Turn every line of the items below into a Markdown table with the columns Row and Line: the row number in the first column and the line in the second. Skip blank lines and leave out the pictures.

___ INPUT DATA

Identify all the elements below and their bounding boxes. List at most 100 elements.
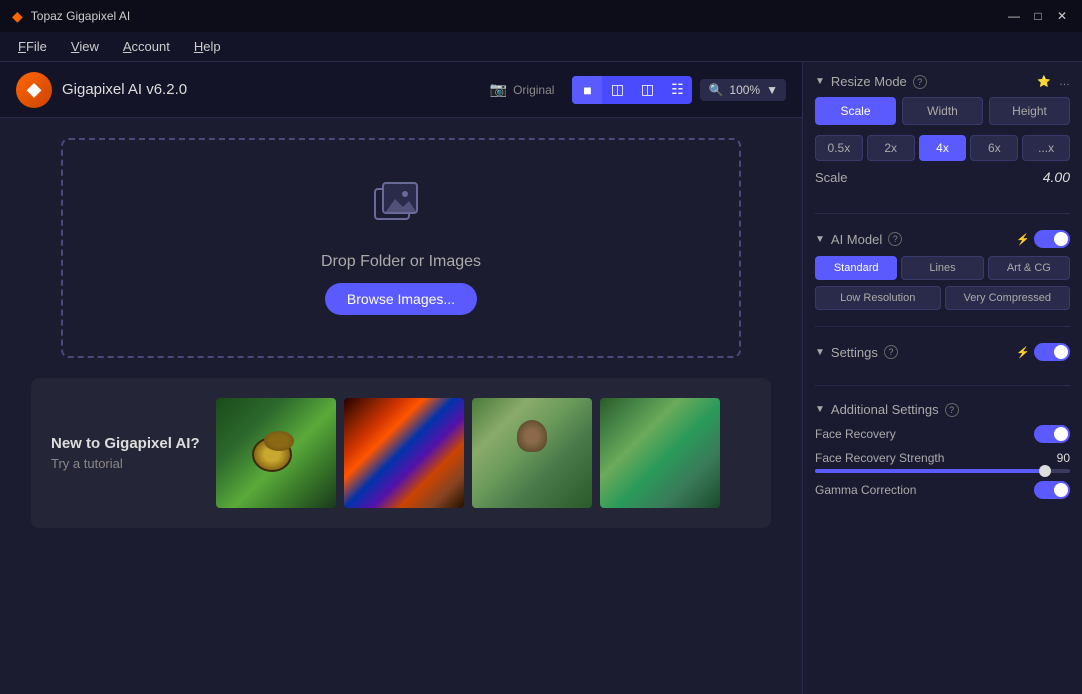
low-resolution-button[interactable]: Low Resolution: [815, 286, 941, 310]
view-quad-button[interactable]: ☷: [662, 76, 692, 104]
view-mode-buttons: ■ ◫ ◫ ☷: [572, 76, 692, 104]
additional-settings-section: ▼ Additional Settings ? Face Recovery Fa…: [815, 402, 1070, 507]
very-compressed-button[interactable]: Very Compressed: [945, 286, 1071, 310]
height-mode-button[interactable]: Height: [989, 97, 1070, 125]
additional-settings-label: Additional Settings: [831, 402, 939, 417]
scale-2x-button[interactable]: 2x: [867, 135, 915, 161]
divider-2: [815, 326, 1070, 327]
additional-settings-header: ▼ Additional Settings ?: [815, 402, 1070, 417]
zoom-dropdown-icon: ▼: [766, 83, 778, 97]
original-button[interactable]: 📷 Original: [480, 76, 565, 103]
additional-settings-help[interactable]: ?: [945, 403, 959, 417]
app-title: Gigapixel AI v6.2.0: [62, 81, 187, 98]
scale-custom-button[interactable]: ...x: [1022, 135, 1070, 161]
ai-model-section: ▼ AI Model ? ⚡ Standard Lines Art & CG L…: [815, 230, 1070, 310]
scale-05x-button[interactable]: 0.5x: [815, 135, 863, 161]
resize-mode-header: ▼ Resize Mode ? ⭐ …: [815, 74, 1070, 89]
face-recovery-strength-row: Face Recovery Strength 90: [815, 451, 1070, 473]
scale-6x-button[interactable]: 6x: [970, 135, 1018, 161]
window-controls: — □ ✕: [1006, 8, 1070, 24]
scale-value: 4.00: [1043, 169, 1070, 185]
drop-zone[interactable]: Drop Folder or Images Browse Images...: [61, 138, 741, 358]
settings-collapse-arrow: ▼: [815, 347, 825, 358]
resize-collapse-arrow: ▼: [815, 76, 825, 87]
menu-account[interactable]: Account: [113, 35, 180, 58]
scale-buttons: 0.5x 2x 4x 6x ...x: [815, 135, 1070, 161]
title-text: Topaz Gigapixel AI: [31, 9, 998, 23]
menu-file[interactable]: FFile: [8, 35, 57, 58]
main-content: Drop Folder or Images Browse Images... N…: [0, 118, 802, 694]
app-container: ◆ Gigapixel AI v6.2.0 📷 Original ■ ◫ ◫ ☷…: [0, 62, 1082, 694]
tutorial-subtext: Try a tutorial: [51, 456, 200, 471]
scale-value-row: Scale 4.00: [815, 169, 1070, 185]
face-recovery-strength-label: Face Recovery Strength: [815, 451, 944, 465]
face-recovery-slider-track[interactable]: [815, 469, 1070, 473]
artcg-model-button[interactable]: Art & CG: [988, 256, 1070, 280]
resize-mode-label: Resize Mode: [831, 74, 907, 89]
app-header: ◆ Gigapixel AI v6.2.0 📷 Original ■ ◫ ◫ ☷…: [0, 62, 802, 118]
ai-model-buttons: Standard Lines Art & CG: [815, 256, 1070, 280]
face-recovery-toggle[interactable]: [1034, 425, 1070, 443]
tutorial-image-brushes[interactable]: [344, 398, 464, 508]
tutorial-section: New to Gigapixel AI? Try a tutorial: [31, 378, 771, 528]
width-mode-button[interactable]: Width: [902, 97, 983, 125]
right-panel: ▼ Resize Mode ? ⭐ … Scale Width Height 0…: [802, 62, 1082, 694]
gamma-correction-toggle[interactable]: [1034, 481, 1070, 499]
browse-images-button[interactable]: Browse Images...: [325, 283, 477, 315]
ai-model-toggle-switch[interactable]: [1034, 230, 1070, 248]
view-split-v-button[interactable]: ◫: [632, 76, 662, 104]
divider-1: [815, 213, 1070, 214]
view-split-h-button[interactable]: ◫: [602, 76, 632, 104]
close-button[interactable]: ✕: [1054, 8, 1070, 24]
scale-4x-button[interactable]: 4x: [919, 135, 967, 161]
menu-bar: FFile View Account Help: [0, 32, 1082, 62]
slider-header: Face Recovery Strength 90: [815, 451, 1070, 465]
ai-model-buttons-row2: Low Resolution Very Compressed: [815, 286, 1070, 310]
divider-3: [815, 385, 1070, 386]
drop-icon: [373, 181, 429, 241]
scale-mode-button[interactable]: Scale: [815, 97, 896, 125]
settings-header: ▼ Settings ? ⚡: [815, 343, 1070, 361]
standard-model-button[interactable]: Standard: [815, 256, 897, 280]
lines-model-button[interactable]: Lines: [901, 256, 983, 280]
left-panel: ◆ Gigapixel AI v6.2.0 📷 Original ■ ◫ ◫ ☷…: [0, 62, 802, 694]
resize-mode-section: ▼ Resize Mode ? ⭐ … Scale Width Height 0…: [815, 74, 1070, 197]
settings-label: Settings: [831, 345, 878, 360]
tutorial-image-butterfly[interactable]: [600, 398, 720, 508]
ai-model-help[interactable]: ?: [888, 232, 902, 246]
menu-help[interactable]: Help: [184, 35, 231, 58]
zoom-icon: 🔍: [708, 83, 723, 97]
camera-icon: 📷: [490, 81, 507, 98]
tutorial-image-lizard[interactable]: [216, 398, 336, 508]
ai-model-label: AI Model: [831, 232, 882, 247]
face-recovery-label: Face Recovery: [815, 427, 896, 441]
tutorial-images: [216, 398, 751, 508]
resize-fav-icon: ⭐: [1037, 75, 1051, 88]
ai-model-toggle[interactable]: ⚡: [1016, 230, 1070, 248]
app-logo-area: ◆ Gigapixel AI v6.2.0: [16, 72, 480, 108]
settings-toggle-switch[interactable]: [1034, 343, 1070, 361]
settings-help[interactable]: ?: [884, 345, 898, 359]
settings-toggle[interactable]: ⚡: [1016, 343, 1070, 361]
additional-collapse-arrow: ▼: [815, 404, 825, 415]
menu-view[interactable]: View: [61, 35, 109, 58]
resize-mode-help[interactable]: ?: [913, 75, 927, 89]
face-recovery-slider-fill: [815, 469, 1045, 473]
tutorial-heading: New to Gigapixel AI?: [51, 435, 200, 452]
maximize-button[interactable]: □: [1030, 8, 1046, 24]
gamma-correction-row: Gamma Correction: [815, 481, 1070, 499]
settings-section: ▼ Settings ? ⚡: [815, 343, 1070, 369]
app-logo: ◆: [16, 72, 52, 108]
settings-lightning-icon: ⚡: [1016, 346, 1030, 359]
resize-mode-buttons: Scale Width Height: [815, 97, 1070, 125]
zoom-control[interactable]: 🔍 100% ▼: [700, 79, 786, 101]
resize-extra-label: …: [1059, 76, 1070, 88]
ai-model-header: ▼ AI Model ? ⚡: [815, 230, 1070, 248]
gamma-correction-label: Gamma Correction: [815, 483, 916, 497]
ai-lightning-icon: ⚡: [1016, 233, 1030, 246]
face-recovery-slider-thumb: [1039, 465, 1051, 477]
logo-icon: ◆: [27, 79, 41, 100]
tutorial-image-owl[interactable]: [472, 398, 592, 508]
minimize-button[interactable]: —: [1006, 8, 1022, 24]
view-single-button[interactable]: ■: [572, 76, 602, 104]
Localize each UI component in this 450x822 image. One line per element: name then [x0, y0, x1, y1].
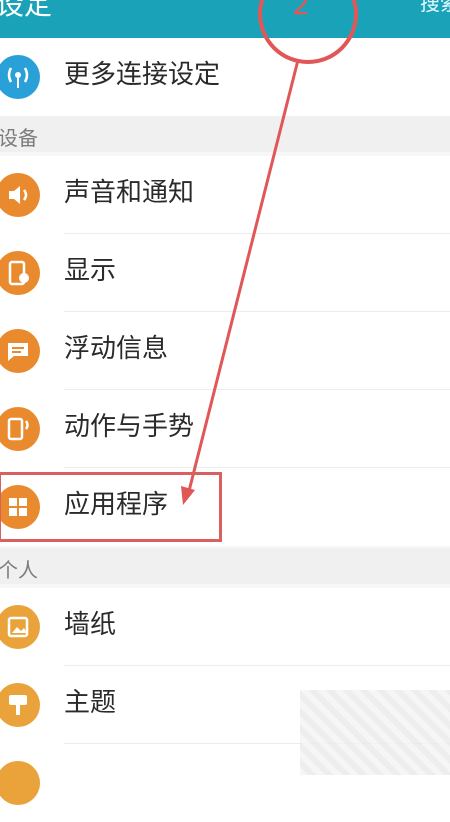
annotation-highlight-box	[0, 472, 222, 542]
watermark-pattern	[300, 690, 450, 775]
annotation-arrow	[181, 59, 300, 505]
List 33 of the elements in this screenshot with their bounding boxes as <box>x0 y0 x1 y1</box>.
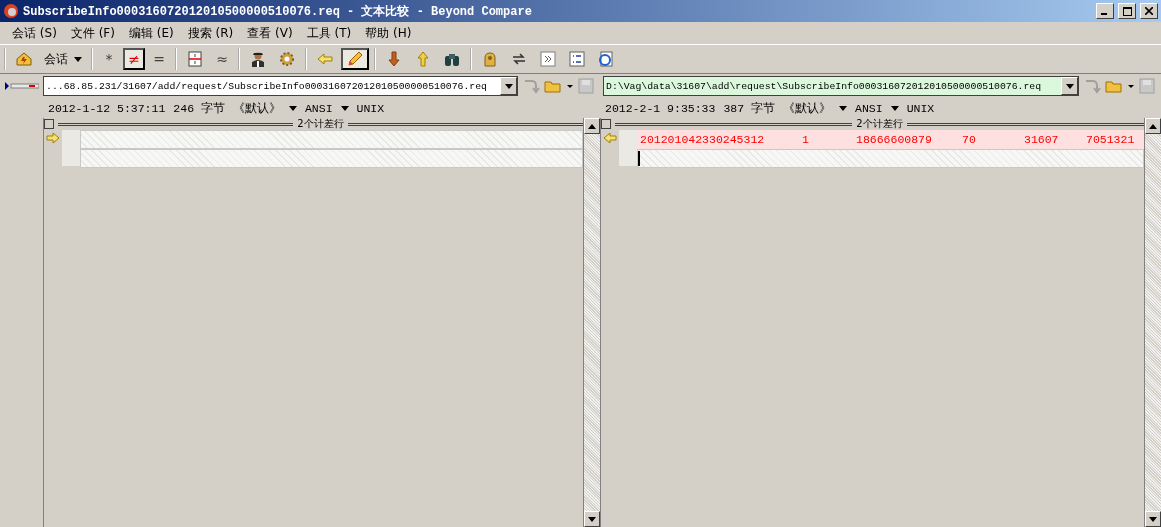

______

#### ANSWER IN FULL
| Row | Line |
|---|---|
| 1 | Identify all the elements below and their bounding boxes. List at most 100 elements. |
| 2 | low-resolution-button[interactable]: Low Resolution: [815, 286, 941, 310] |
| 3 | view-quad-button[interactable]: ☷: [662, 76, 692, 104] |
| 4 | view-mode-buttons: ■ ◫ ◫ ☷: [572, 76, 692, 104] |
| 5 | additional-settings-section: ▼ Additional Settings ? Face Recovery Fa…: [815, 402, 1070, 507] |
| 6 | very-compressed-button[interactable]: Very Compressed: [945, 286, 1071, 310] |
| 7 | height-mode-button[interactable]: Height: [989, 97, 1070, 125] |
| 8 | additional-settings-label: Additional Settings: [831, 402, 939, 417] |
| 9 | scale-2x-button[interactable]: 2x: [867, 135, 915, 161] |
| 10 | divider-2: [815, 326, 1070, 327] |
| 11 | additional-settings-header: ▼ Additional Settings ?: [815, 402, 1070, 417] |
| 12 | zoom-dropdown-icon: ▼: [766, 83, 778, 97] |
| 13 | original-button[interactable]: 📷 Original: [480, 76, 565, 103] |
| 14 | additional-settings-help[interactable]: ?: [945, 403, 959, 417] |
| 15 | app-title: Gigapixel AI v6.2.0: [62, 81, 187, 98] |
| 16 | scale-custom-button[interactable]: ...x: [1022, 135, 1070, 161] |
| 17 | ai-model-section: ▼ AI Model ? ⚡ Standard Lines Art & CG L…: [815, 230, 1070, 310] |
| 18 | scale-05x-button[interactable]: 0.5x: [815, 135, 863, 161] |
| 19 | resize-mode-header: ▼ Resize Mode ? ⭐ …: [815, 74, 1070, 89] |
| 20 | face-recovery-strength-row: Face Recovery Strength 90: [815, 451, 1070, 473] |
| 21 | scale-6x-button[interactable]: 6x: [970, 135, 1018, 161] |
| 22 | window-controls: — □ ✕: [1006, 8, 1070, 24] |
| 23 | scale-value: 4.00: [1043, 169, 1070, 185] |
| 24 | drop-zone[interactable]: Drop Folder or Images Browse Images...: [61, 138, 741, 358] |
| 25 | settings-collapse-arrow: ▼: [815, 347, 825, 358] |
| 26 | resize-collapse-arrow: ▼: [815, 76, 825, 87] |
| 27 | menu-account[interactable]: Account: [113, 35, 180, 58] |
| 28 | scale-buttons: 0.5x 2x 4x 6x ...x: [815, 135, 1070, 161] |
| 29 | title-text: Topaz Gigapixel AI: [31, 9, 998, 23] |
| 30 | menu-file[interactable]: FFile: [8, 35, 57, 58] |
| 31 | main-content: Drop Folder or Images Browse Images... N…: [0, 118, 802, 694] |
| 32 | app-container: ◆ Gigapixel AI v6.2.0 📷 Original ■ ◫ ◫ ☷…: [0, 62, 1082, 694] |
| 33 | tutorial-subtext: Try a tutorial: [51, 456, 200, 471] |
| 34 | scale-value-row: Scale 4.00: [815, 169, 1070, 185] |
| 35 | face-recovery-strength-label: Face Recovery Strength: [815, 451, 944, 465] |
| 36 | face-recovery-slider-track[interactable]: [815, 469, 1070, 473] |
| 37 | artcg-model-button[interactable]: Art & CG: [988, 256, 1070, 280] |
| 38 | resize-mode-label: Resize Mode: [831, 74, 907, 89] |
| 39 | app-header: ◆ Gigapixel AI v6.2.0 📷 Original ■ ◫ ◫ ☷…: [0, 62, 802, 118] |
| 40 | ai-model-buttons: Standard Lines Art & CG: [815, 256, 1070, 280] |
| 41 | face-recovery-toggle[interactable]: [1034, 425, 1070, 443] |
| 42 | tutorial-image-brushes[interactable]: [344, 398, 464, 508] |
| 43 | tutorial-section: New to Gigapixel AI? Try a tutorial: [31, 378, 771, 528] |
| 44 | width-mode-button[interactable]: Width: [902, 97, 983, 125] |
| 45 | right-panel: ▼ Resize Mode ? ⭐ … Scale Width Height 0…: [802, 62, 1082, 694] |
| 46 | gamma-correction-toggle[interactable]: [1034, 481, 1070, 499] |
| 47 | browse-images-button[interactable]: Browse Images...: [325, 283, 477, 315] |
| 48 | ai-model-toggle-switch[interactable]: [1034, 230, 1070, 248] |
| 49 | view-split-v-button[interactable]: ◫: [632, 76, 662, 104] |
| 50 | divider-1: [815, 213, 1070, 214] |
| 51 | view-split-h-button[interactable]: ◫: [602, 76, 632, 104] |
| 52 | close-button[interactable]: ✕: [1054, 8, 1070, 24] |
| 53 | scale-4x-button[interactable]: 4x: [919, 135, 967, 161] |
| 54 | menu-bar: FFile View Account Help: [0, 32, 1082, 62] |
| 55 | slider-header: Face Recovery Strength 90: [815, 451, 1070, 465] |
| 56 | ai-model-buttons-row2: Low Resolution Very Compressed: [815, 286, 1070, 310] |
| 57 | divider-3: [815, 385, 1070, 386] |
| 58 | drop-icon: [373, 181, 429, 241] |
| 59 | scale-mode-button[interactable]: Scale: [815, 97, 896, 125] |
| 60 | settings-header: ▼ Settings ? ⚡: [815, 343, 1070, 361] |
| 61 | standard-model-button[interactable]: Standard: [815, 256, 897, 280] |
| 62 | lines-model-button[interactable]: Lines: [901, 256, 983, 280] |
| 63 | left-panel: ◆ Gigapixel AI v6.2.0 📷 Original ■ ◫ ◫ ☷…: [0, 62, 802, 694] |
| 64 | resize-mode-section: ▼ Resize Mode ? ⭐ … Scale Width Height 0…: [815, 74, 1070, 197] |
| 65 | settings-label: Settings: [831, 345, 878, 360] |
| 66 | tutorial-image-butterfly[interactable]: [600, 398, 720, 508] |
| 67 | ai-model-help[interactable]: ?: [888, 232, 902, 246] |
| 68 | menu-help[interactable]: Help: [184, 35, 231, 58] |
| 69 | zoom-icon: 🔍: [708, 83, 723, 97] |
| 70 | camera-icon: 📷: [490, 81, 507, 98] |
| 71 | tutorial-image-lizard[interactable]: [216, 398, 336, 508] |
| 72 | ai-model-label: AI Model: [831, 232, 882, 247] |
| 73 | face-recovery-label: Face Recovery: [815, 427, 896, 441] |
| 74 | tutorial-images: [216, 398, 751, 508] |
| 75 | resize-fav-icon: ⭐: [1037, 75, 1051, 88] |
| 76 | ai-model-toggle[interactable]: ⚡: [1016, 230, 1070, 248] |
| 77 | app-logo-area: ◆ Gigapixel AI v6.2.0: [16, 72, 480, 108] |
| 78 | settings-toggle-switch[interactable]: [1034, 343, 1070, 361] |
| 79 | settings-help[interactable]: ?: [884, 345, 898, 359] |
| 80 | settings-toggle[interactable]: ⚡: [1016, 343, 1070, 361] |
| 81 | additional-collapse-arrow: ▼: [815, 404, 825, 415] |
| 82 | menu-view[interactable]: View: [61, 35, 109, 58] |
| 83 | resize-mode-help[interactable]: ?: [913, 75, 927, 89] |
| 84 | face-recovery-slider-fill: [815, 469, 1045, 473] |
| 85 | tutorial-heading: New to Gigapixel AI?: [51, 435, 200, 452] |
| 86 | maximize-button[interactable]: □: [1030, 8, 1046, 24] |
| 87 | gamma-correction-row: Gamma Correction: [815, 481, 1070, 499] |
| 88 | settings-section: ▼ Settings ? ⚡: [815, 343, 1070, 369] |
| 89 | app-logo: ◆: [16, 72, 52, 108] |
| 90 | settings-lightning-icon: ⚡: [1016, 346, 1030, 359] |
| 91 | resize-mode-buttons: Scale Width Height: [815, 97, 1070, 125] |
| 92 | zoom-control[interactable]: 🔍 100% ▼: [700, 79, 786, 101] |
| 93 | resize-extra-label: …: [1059, 76, 1070, 88] |
| 94 | ai-model-header: ▼ AI Model ? ⚡: [815, 230, 1070, 248] |
| 95 | gamma-correction-label: Gamma Correction: [815, 483, 916, 497] |
| 96 | ai-lightning-icon: ⚡: [1016, 233, 1030, 246] |
| 97 | face-recovery-slider-thumb: [1039, 465, 1051, 477] |
| 98 | logo-icon: ◆: [27, 79, 41, 100] |
| 99 | tutorial-image-owl[interactable]: [472, 398, 592, 508] |
| 100 | minimize-button[interactable]: —: [1006, 8, 1022, 24] |
| 101 | view-single-button[interactable]: ■: [572, 76, 602, 104] |
| 102 | Localize each UI component in this 450x822 image. One line per element: name then [x0, y0, x1, y1]. |
| 103 | annotation-highlight-box	[0, 472, 222, 542] |
| 104 | watermark-pattern	[300, 690, 450, 775] |
| 105 | annotation-arrow	[181, 59, 300, 505] |
| 106 | List 33 of the elements in this screenshot with their bounding boxes as <box>x0 y0 x1 y1</box>. |